--- Start of GIVEN RECORDS ---

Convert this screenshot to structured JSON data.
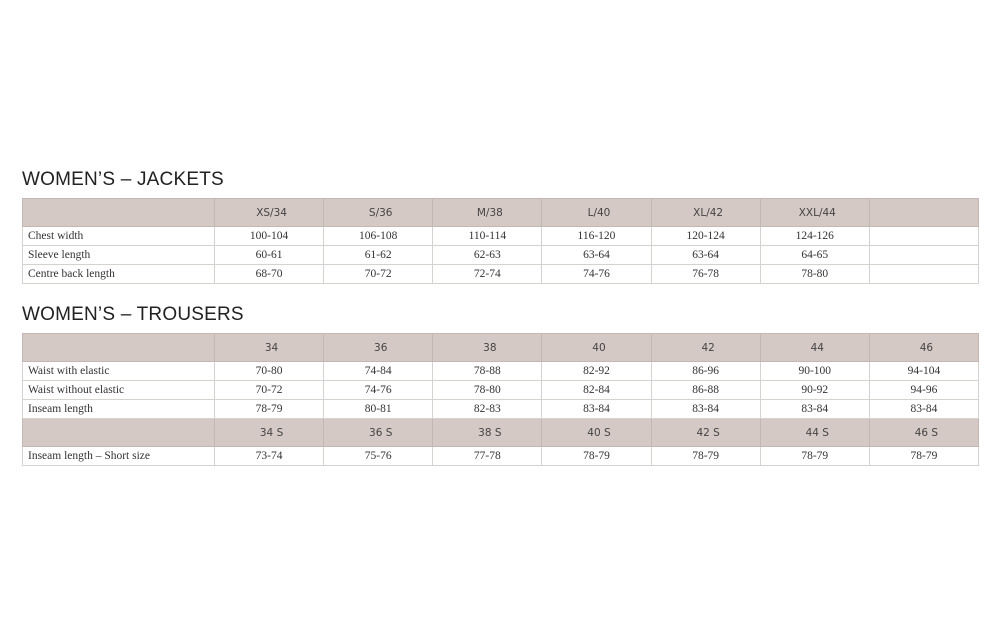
{
  "jackets": {
    "title": "WOMEN’S – JACKETS",
    "header_color": "#d5c9c5",
    "sizes": [
      "XS/34",
      "S/36",
      "M/38",
      "L/40",
      "XL/42",
      "XXL/44",
      ""
    ],
    "rows": [
      {
        "label": "Chest width",
        "values": [
          "100-104",
          "106-108",
          "110-114",
          "116-120",
          "120-124",
          "124-126",
          ""
        ]
      },
      {
        "label": "Sleeve length",
        "values": [
          "60-61",
          "61-62",
          "62-63",
          "63-64",
          "63-64",
          "64-65",
          ""
        ]
      },
      {
        "label": "Centre back length",
        "values": [
          "68-70",
          "70-72",
          "72-74",
          "74-76",
          "76-78",
          "78-80",
          ""
        ]
      }
    ]
  },
  "trousers": {
    "title": "WOMEN’S – TROUSERS",
    "sizes": [
      "34",
      "36",
      "38",
      "40",
      "42",
      "44",
      "46"
    ],
    "rows": [
      {
        "label": "Waist with elastic",
        "values": [
          "70-80",
          "74-84",
          "78-88",
          "82-92",
          "86-96",
          "90-100",
          "94-104"
        ]
      },
      {
        "label": "Waist without elastic",
        "values": [
          "70-72",
          "74-76",
          "78-80",
          "82-84",
          "86-88",
          "90-92",
          "94-96"
        ]
      },
      {
        "label": "Inseam length",
        "values": [
          "78-79",
          "80-81",
          "82-83",
          "83-84",
          "83-84",
          "83-84",
          "83-84"
        ]
      }
    ],
    "short_sizes": [
      "34 S",
      "36 S",
      "38 S",
      "40 S",
      "42 S",
      "44 S",
      "46 S"
    ],
    "short_rows": [
      {
        "label": "Inseam length – Short size",
        "values": [
          "73-74",
          "75-76",
          "77-78",
          "78-79",
          "78-79",
          "78-79",
          "78-79"
        ]
      }
    ]
  }
}
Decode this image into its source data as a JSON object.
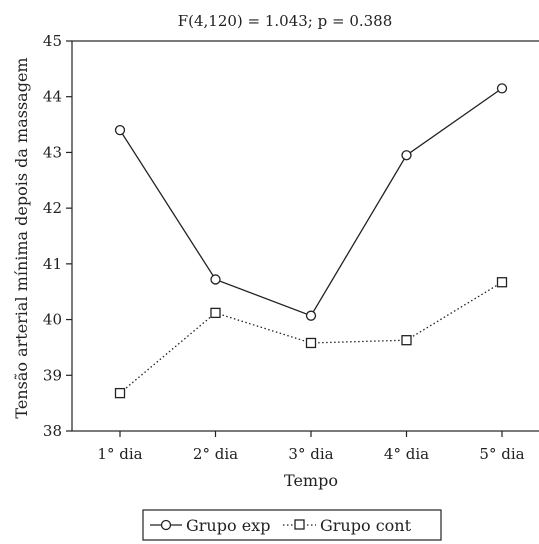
{
  "chart_data": {
    "type": "line",
    "title": "F(4,120) = 1.043; p = 0.388",
    "xlabel": "Tempo",
    "ylabel": "Tensão arterial mínima depois da massagem",
    "categories": [
      "1° dia",
      "2° dia",
      "3° dia",
      "4° dia",
      "5° dia"
    ],
    "ylim": [
      38,
      45
    ],
    "yticks": [
      "38",
      "39",
      "40",
      "41",
      "42",
      "43",
      "44",
      "45"
    ],
    "grid": false,
    "legend_position": "bottom",
    "series": [
      {
        "name": "Grupo exp",
        "values": [
          43.4,
          40.72,
          40.07,
          42.95,
          44.15
        ],
        "marker": "circle",
        "line_style": "solid",
        "color": "#222222"
      },
      {
        "name": "Grupo cont",
        "values": [
          38.68,
          40.12,
          39.58,
          39.63,
          40.67
        ],
        "marker": "square",
        "line_style": "dotted",
        "color": "#222222"
      }
    ]
  }
}
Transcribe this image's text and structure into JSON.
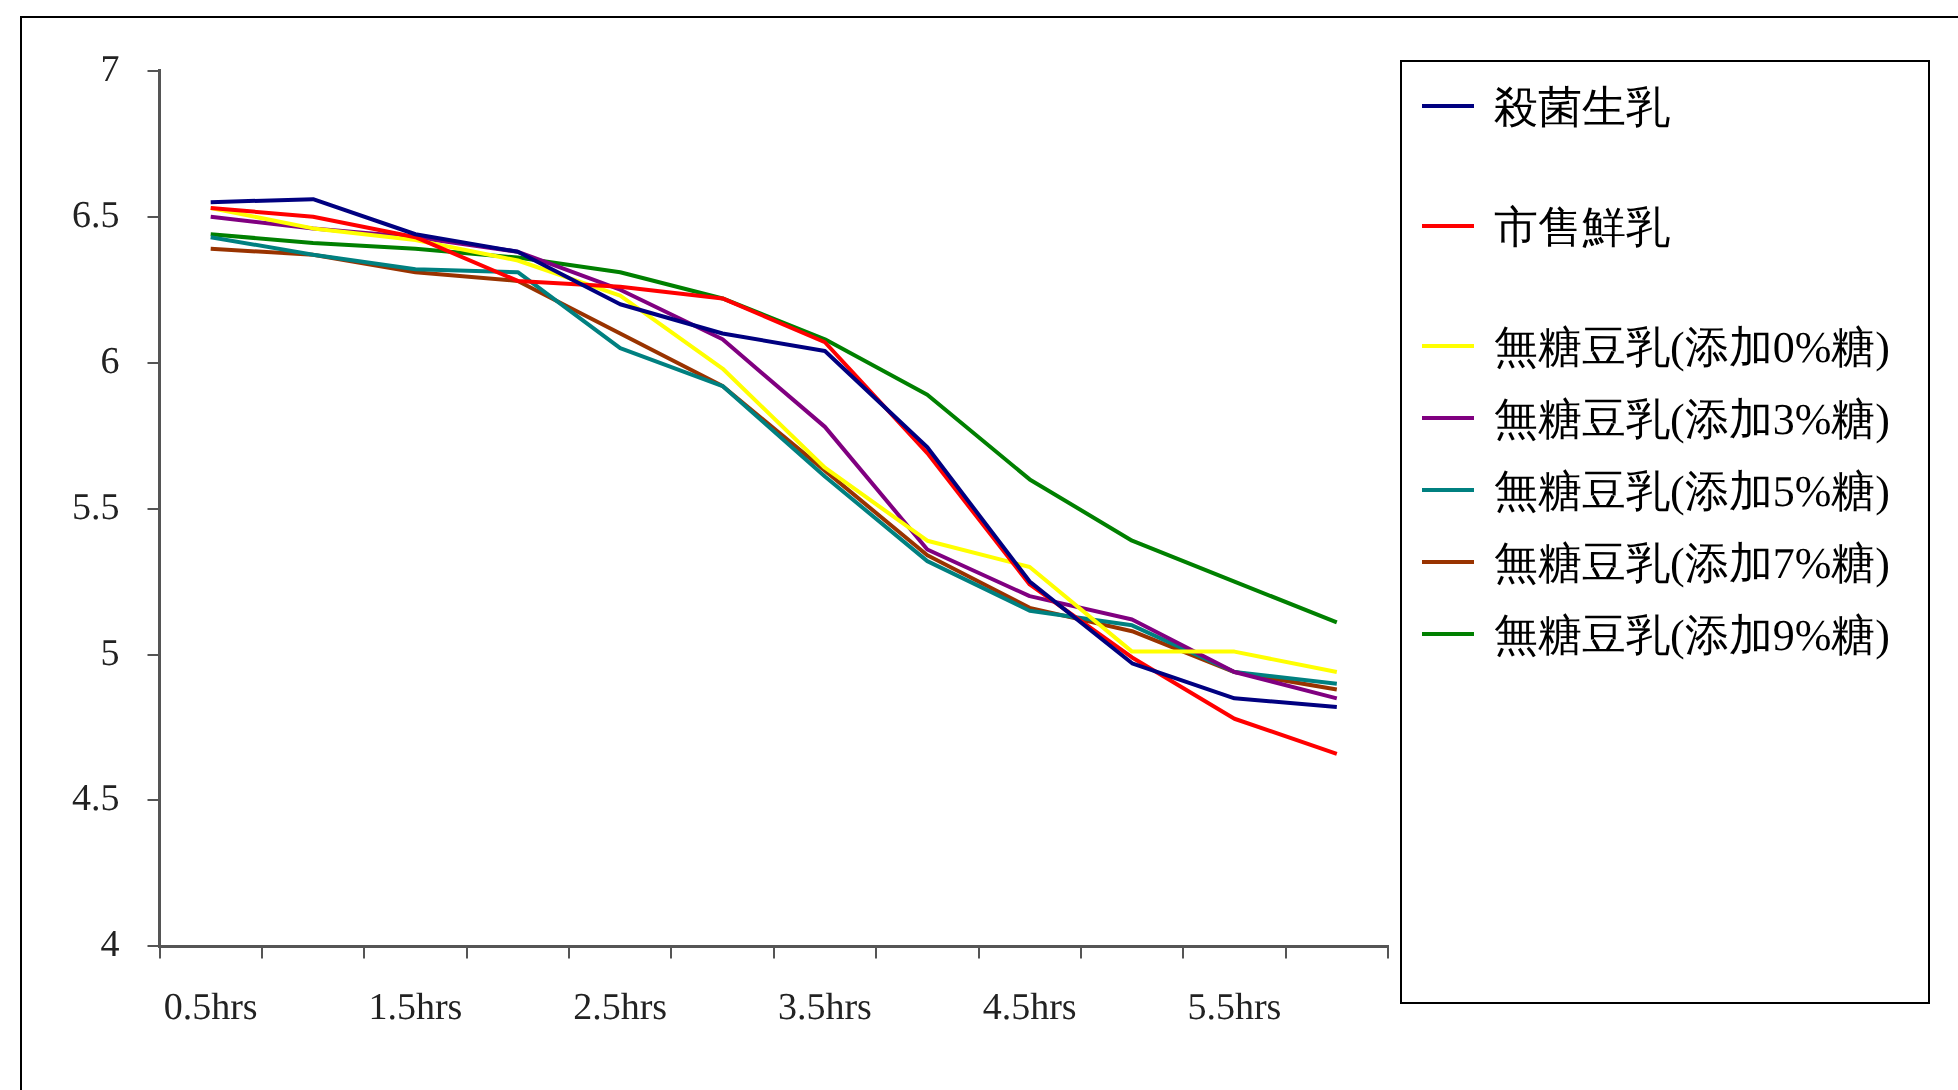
{
  "chart_data": {
    "type": "line",
    "categories": [
      "0.5hrs",
      null,
      "1.5hrs",
      null,
      "2.5hrs",
      null,
      "3.5hrs",
      null,
      "4.5hrs",
      null,
      "5.5hrs",
      null
    ],
    "ylim": [
      4,
      7
    ],
    "yticks": [
      4,
      4.5,
      5,
      5.5,
      6,
      6.5,
      7
    ],
    "grid": false,
    "legend": "right",
    "marker": "none",
    "line_style": "solid",
    "series": [
      {
        "name": "殺菌生乳",
        "color": "#000080",
        "values": [
          6.55,
          6.56,
          6.44,
          6.38,
          6.2,
          6.1,
          6.04,
          5.71,
          5.25,
          4.97,
          4.85,
          4.82
        ]
      },
      {
        "name": "市售鮮乳",
        "color": "#ff0000",
        "values": [
          6.53,
          6.5,
          6.43,
          6.28,
          6.26,
          6.22,
          6.07,
          5.69,
          5.24,
          4.99,
          4.78,
          4.66
        ]
      },
      {
        "name": "無糖豆乳(添加0%糖)",
        "color": "#ffff00",
        "values": [
          6.53,
          6.46,
          6.42,
          6.35,
          6.23,
          5.98,
          5.64,
          5.39,
          5.3,
          5.01,
          5.01,
          4.94
        ]
      },
      {
        "name": "無糖豆乳(添加3%糖)",
        "color": "#800080",
        "values": [
          6.5,
          6.46,
          6.43,
          6.38,
          6.25,
          6.08,
          5.78,
          5.36,
          5.2,
          5.12,
          4.94,
          4.85
        ]
      },
      {
        "name": "無糖豆乳(添加5%糖)",
        "color": "#008080",
        "values": [
          6.43,
          6.37,
          6.32,
          6.31,
          6.05,
          5.92,
          5.61,
          5.32,
          5.15,
          5.1,
          4.94,
          4.9
        ]
      },
      {
        "name": "無糖豆乳(添加7%糖)",
        "color": "#993300",
        "values": [
          6.39,
          6.37,
          6.31,
          6.28,
          6.1,
          5.92,
          5.63,
          5.34,
          5.16,
          5.08,
          4.94,
          4.88
        ]
      },
      {
        "name": "無糖豆乳(添加9%糖)",
        "color": "#008000",
        "values": [
          6.44,
          6.41,
          6.39,
          6.36,
          6.31,
          6.22,
          6.08,
          5.89,
          5.6,
          5.39,
          5.25,
          5.11
        ]
      }
    ]
  }
}
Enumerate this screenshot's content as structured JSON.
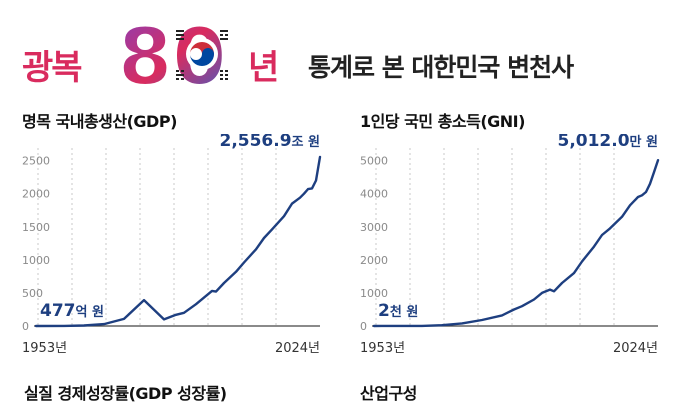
{
  "header": {
    "brand_part1": "광복",
    "brand_number": "80",
    "brand_part2": "년",
    "subtitle": "통계로 본 대한민국 변천사"
  },
  "chart_data": [
    {
      "type": "line",
      "title": "명목 국내총생산(GDP)",
      "x_start_label": "1953년",
      "x_end_label": "2024년",
      "yticks": [
        "0",
        "500",
        "1000",
        "1500",
        "2000",
        "2500"
      ],
      "ylim": [
        0,
        2600
      ],
      "grid": "vertical dashed",
      "x": [
        1953,
        1960,
        1965,
        1970,
        1975,
        1980,
        1985,
        1988,
        1990,
        1993,
        1995,
        1997,
        1998,
        2000,
        2003,
        2005,
        2008,
        2010,
        2012,
        2015,
        2017,
        2019,
        2020,
        2021,
        2022,
        2023,
        2024
      ],
      "values": [
        0.05,
        1.6,
        8.2,
        28,
        108,
        391.0,
        100,
        170,
        200,
        330,
        430,
        530,
        520,
        650,
        820,
        960,
        1160,
        1330,
        1460,
        1660,
        1850,
        1940,
        2000,
        2070,
        2080,
        2200,
        2556.9
      ],
      "start_annotation": {
        "number": "477",
        "unit": "억 원"
      },
      "end_annotation": {
        "number": "2,556.9",
        "unit": "조 원"
      }
    },
    {
      "type": "line",
      "title": "1인당 국민 총소득(GNI)",
      "x_start_label": "1953년",
      "x_end_label": "2024년",
      "yticks": [
        "0",
        "1000",
        "2000",
        "3000",
        "4000",
        "5000"
      ],
      "ylim": [
        0,
        5200
      ],
      "grid": "vertical dashed",
      "x": [
        1953,
        1960,
        1965,
        1970,
        1975,
        1980,
        1985,
        1988,
        1990,
        1993,
        1995,
        1997,
        1998,
        2000,
        2003,
        2005,
        2008,
        2010,
        2012,
        2015,
        2017,
        2019,
        2020,
        2021,
        2022,
        2023,
        2024
      ],
      "values": [
        0.2,
        2,
        4,
        25,
        80,
        180,
        320,
        500,
        600,
        800,
        1000,
        1100,
        1050,
        1300,
        1600,
        1950,
        2400,
        2750,
        2950,
        3300,
        3650,
        3900,
        3950,
        4050,
        4300,
        4650,
        5012.0
      ],
      "start_annotation": {
        "number": "2",
        "unit": "천 원"
      },
      "end_annotation": {
        "number": "5,012.0",
        "unit": "만 원"
      }
    }
  ],
  "bottom_titles": [
    "실질 경제성장률(GDP 성장률)",
    "산업구성"
  ]
}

--- End of GIVEN RECORDS ---

Pictures in the records should not appear in your copy, but everything else must be transcribed exactly.

Convert this screenshot to structured JSON data.
{
  "jackets": {
    "title": "WOMEN’S – JACKETS",
    "header_color": "#d5c9c5",
    "sizes": [
      "XS/34",
      "S/36",
      "M/38",
      "L/40",
      "XL/42",
      "XXL/44",
      ""
    ],
    "rows": [
      {
        "label": "Chest width",
        "values": [
          "100-104",
          "106-108",
          "110-114",
          "116-120",
          "120-124",
          "124-126",
          ""
        ]
      },
      {
        "label": "Sleeve length",
        "values": [
          "60-61",
          "61-62",
          "62-63",
          "63-64",
          "63-64",
          "64-65",
          ""
        ]
      },
      {
        "label": "Centre back length",
        "values": [
          "68-70",
          "70-72",
          "72-74",
          "74-76",
          "76-78",
          "78-80",
          ""
        ]
      }
    ]
  },
  "trousers": {
    "title": "WOMEN’S – TROUSERS",
    "sizes": [
      "34",
      "36",
      "38",
      "40",
      "42",
      "44",
      "46"
    ],
    "rows": [
      {
        "label": "Waist with elastic",
        "values": [
          "70-80",
          "74-84",
          "78-88",
          "82-92",
          "86-96",
          "90-100",
          "94-104"
        ]
      },
      {
        "label": "Waist without elastic",
        "values": [
          "70-72",
          "74-76",
          "78-80",
          "82-84",
          "86-88",
          "90-92",
          "94-96"
        ]
      },
      {
        "label": "Inseam length",
        "values": [
          "78-79",
          "80-81",
          "82-83",
          "83-84",
          "83-84",
          "83-84",
          "83-84"
        ]
      }
    ],
    "short_sizes": [
      "34 S",
      "36 S",
      "38 S",
      "40 S",
      "42 S",
      "44 S",
      "46 S"
    ],
    "short_rows": [
      {
        "label": "Inseam length – Short size",
        "values": [
          "73-74",
          "75-76",
          "77-78",
          "78-79",
          "78-79",
          "78-79",
          "78-79"
        ]
      }
    ]
  }
}
Decode this image into its source data as a JSON object.
{
  "chart_data": {
    "type": "line",
    "title": "F(4,120) = 1.043; p = 0.388",
    "xlabel": "Tempo",
    "ylabel": "Tensão arterial mínima depois da massagem",
    "categories": [
      "1° dia",
      "2° dia",
      "3° dia",
      "4° dia",
      "5° dia"
    ],
    "ylim": [
      38,
      45
    ],
    "yticks": [
      "38",
      "39",
      "40",
      "41",
      "42",
      "43",
      "44",
      "45"
    ],
    "grid": false,
    "legend_position": "bottom",
    "series": [
      {
        "name": "Grupo exp",
        "values": [
          43.4,
          40.72,
          40.07,
          42.95,
          44.15
        ],
        "marker": "circle",
        "line_style": "solid",
        "color": "#222222"
      },
      {
        "name": "Grupo cont",
        "values": [
          38.68,
          40.12,
          39.58,
          39.63,
          40.67
        ],
        "marker": "square",
        "line_style": "dotted",
        "color": "#222222"
      }
    ]
  }
}
Transcribe this image's text and structure into JSON.
{
  "chart_data": {
    "type": "line",
    "categories": [
      "0.5hrs",
      null,
      "1.5hrs",
      null,
      "2.5hrs",
      null,
      "3.5hrs",
      null,
      "4.5hrs",
      null,
      "5.5hrs",
      null
    ],
    "ylim": [
      4,
      7
    ],
    "yticks": [
      4,
      4.5,
      5,
      5.5,
      6,
      6.5,
      7
    ],
    "grid": false,
    "legend": "right",
    "marker": "none",
    "line_style": "solid",
    "series": [
      {
        "name": "殺菌生乳",
        "color": "#000080",
        "values": [
          6.55,
          6.56,
          6.44,
          6.38,
          6.2,
          6.1,
          6.04,
          5.71,
          5.25,
          4.97,
          4.85,
          4.82
        ]
      },
      {
        "name": "市售鮮乳",
        "color": "#ff0000",
        "values": [
          6.53,
          6.5,
          6.43,
          6.28,
          6.26,
          6.22,
          6.07,
          5.69,
          5.24,
          4.99,
          4.78,
          4.66
        ]
      },
      {
        "name": "無糖豆乳(添加0%糖)",
        "color": "#ffff00",
        "values": [
          6.53,
          6.46,
          6.42,
          6.35,
          6.23,
          5.98,
          5.64,
          5.39,
          5.3,
          5.01,
          5.01,
          4.94
        ]
      },
      {
        "name": "無糖豆乳(添加3%糖)",
        "color": "#800080",
        "values": [
          6.5,
          6.46,
          6.43,
          6.38,
          6.25,
          6.08,
          5.78,
          5.36,
          5.2,
          5.12,
          4.94,
          4.85
        ]
      },
      {
        "name": "無糖豆乳(添加5%糖)",
        "color": "#008080",
        "values": [
          6.43,
          6.37,
          6.32,
          6.31,
          6.05,
          5.92,
          5.61,
          5.32,
          5.15,
          5.1,
          4.94,
          4.9
        ]
      },
      {
        "name": "無糖豆乳(添加7%糖)",
        "color": "#993300",
        "values": [
          6.39,
          6.37,
          6.31,
          6.28,
          6.1,
          5.92,
          5.63,
          5.34,
          5.16,
          5.08,
          4.94,
          4.88
        ]
      },
      {
        "name": "無糖豆乳(添加9%糖)",
        "color": "#008000",
        "values": [
          6.44,
          6.41,
          6.39,
          6.36,
          6.31,
          6.22,
          6.08,
          5.89,
          5.6,
          5.39,
          5.25,
          5.11
        ]
      }
    ]
  }
}
Enumerate this screenshot's content as structured JSON.
{
  "header": {
    "brand_part1": "광복",
    "brand_number": "80",
    "brand_part2": "년",
    "subtitle": "통계로 본 대한민국 변천사"
  },
  "chart_data": [
    {
      "type": "line",
      "title": "명목 국내총생산(GDP)",
      "x_start_label": "1953년",
      "x_end_label": "2024년",
      "yticks": [
        "0",
        "500",
        "1000",
        "1500",
        "2000",
        "2500"
      ],
      "ylim": [
        0,
        2600
      ],
      "grid": "vertical dashed",
      "x": [
        1953,
        1960,
        1965,
        1970,
        1975,
        1980,
        1985,
        1988,
        1990,
        1993,
        1995,
        1997,
        1998,
        2000,
        2003,
        2005,
        2008,
        2010,
        2012,
        2015,
        2017,
        2019,
        2020,
        2021,
        2022,
        2023,
        2024
      ],
      "values": [
        0.05,
        1.6,
        8.2,
        28,
        108,
        391.0,
        100,
        170,
        200,
        330,
        430,
        530,
        520,
        650,
        820,
        960,
        1160,
        1330,
        1460,
        1660,
        1850,
        1940,
        2000,
        2070,
        2080,
        2200,
        2556.9
      ],
      "start_annotation": {
        "number": "477",
        "unit": "억 원"
      },
      "end_annotation": {
        "number": "2,556.9",
        "unit": "조 원"
      }
    },
    {
      "type": "line",
      "title": "1인당 국민 총소득(GNI)",
      "x_start_label": "1953년",
      "x_end_label": "2024년",
      "yticks": [
        "0",
        "1000",
        "2000",
        "3000",
        "4000",
        "5000"
      ],
      "ylim": [
        0,
        5200
      ],
      "grid": "vertical dashed",
      "x": [
        1953,
        1960,
        1965,
        1970,
        1975,
        1980,
        1985,
        1988,
        1990,
        1993,
        1995,
        1997,
        1998,
        2000,
        2003,
        2005,
        2008,
        2010,
        2012,
        2015,
        2017,
        2019,
        2020,
        2021,
        2022,
        2023,
        2024
      ],
      "values": [
        0.2,
        2,
        4,
        25,
        80,
        180,
        320,
        500,
        600,
        800,
        1000,
        1100,
        1050,
        1300,
        1600,
        1950,
        2400,
        2750,
        2950,
        3300,
        3650,
        3900,
        3950,
        4050,
        4300,
        4650,
        5012.0
      ],
      "start_annotation": {
        "number": "2",
        "unit": "천 원"
      },
      "end_annotation": {
        "number": "5,012.0",
        "unit": "만 원"
      }
    }
  ],
  "bottom_titles": [
    "실질 경제성장률(GDP 성장률)",
    "산업구성"
  ]
}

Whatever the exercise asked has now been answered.